[START OF MATERIAL FOR THE TASK]

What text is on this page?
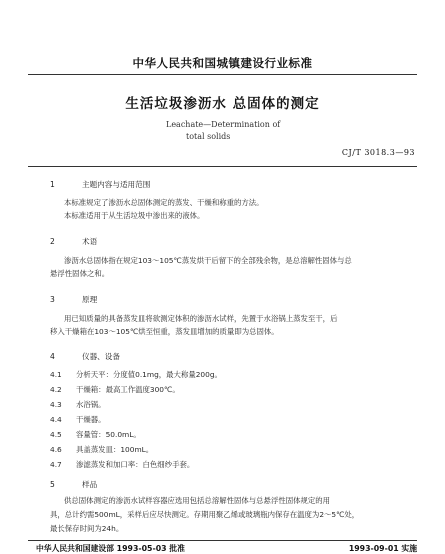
中华人民共和国城镇建设行业标准
生活垃圾渗沥水 总固体的测定
Leachate—Determination of
total solids
CJ/T 3018.3—93
1	主题内容与适用范围
本标准规定了渗沥水总固体测定的蒸发、干燥和称重的方法。
本标准适用于从生活垃圾中渗出来的液体。
2	术语
渗沥水总固体指在规定103～105℃蒸发烘干后留下的全部残余物，是总溶解性固体与总
悬浮性固体之和。
3	原理
用已知质量的具备蒸发皿将欲测定体积的渗沥水试样，先置于水浴锅上蒸发至干，后
移入干燥箱在103～105℃烘至恒重，蒸发皿增加的质量即为总固体。
4	仪器、设备
4.1 分析天平：分度值0.1mg，最大称量200g。
4.2 干燥箱：最高工作温度300℃。
4.3 水浴锅。
4.4 干燥器。
4.5 容量管：50.0mL。
4.6 具盖蒸发皿：100mL。
4.7 渗滤蒸发和加口率：白色细纱手套。
5	样品
供总固体测定的渗沥水试样容器应选用包括总溶解性固体与总悬浮性固体规定的用
具，总计约需500mL，采样后应尽快测定。存期用聚乙烯或玻璃瓶内保存在温度为2～5℃处，
最长保存时间为24h。
中华人民共和国建设部 1993-05-03 批准	1993-09-01 实施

[END OF MATERIAL FOR THE TASK]

* _TASK STATEMENT_:
Set down the material above as is, without any pictures.

* _REPLY TO THE TASK_:
What text is on this page?
中华人民共和国城镇建设行业标准
生活垃圾渗沥水 总固体的测定
Leachate—Determination of
total solids
CJ/T 3018.3—93
1	主题内容与适用范围
本标准规定了渗沥水总固体测定的蒸发、干燥和称重的方法。
本标准适用于从生活垃圾中渗出来的液体。
2	术语
渗沥水总固体指在规定103～105℃蒸发烘干后留下的全部残余物，是总溶解性固体与总
悬浮性固体之和。
3	原理
用已知质量的具备蒸发皿将欲测定体积的渗沥水试样，先置于水浴锅上蒸发至干，后
移入干燥箱在103～105℃烘至恒重，蒸发皿增加的质量即为总固体。
4	仪器、设备
4.1 分析天平：分度值0.1mg，最大称量200g。
4.2 干燥箱：最高工作温度300℃。
4.3 水浴锅。
4.4 干燥器。
4.5 容量管：50.0mL。
4.6 具盖蒸发皿：100mL。
4.7 渗滤蒸发和加口率：白色细纱手套。
5	样品
供总固体测定的渗沥水试样容器应选用包括总溶解性固体与总悬浮性固体规定的用
具，总计约需500mL，采样后应尽快测定。存期用聚乙烯或玻璃瓶内保存在温度为2～5℃处，
最长保存时间为24h。
中华人民共和国建设部 1993-05-03 批准	1993-09-01 实施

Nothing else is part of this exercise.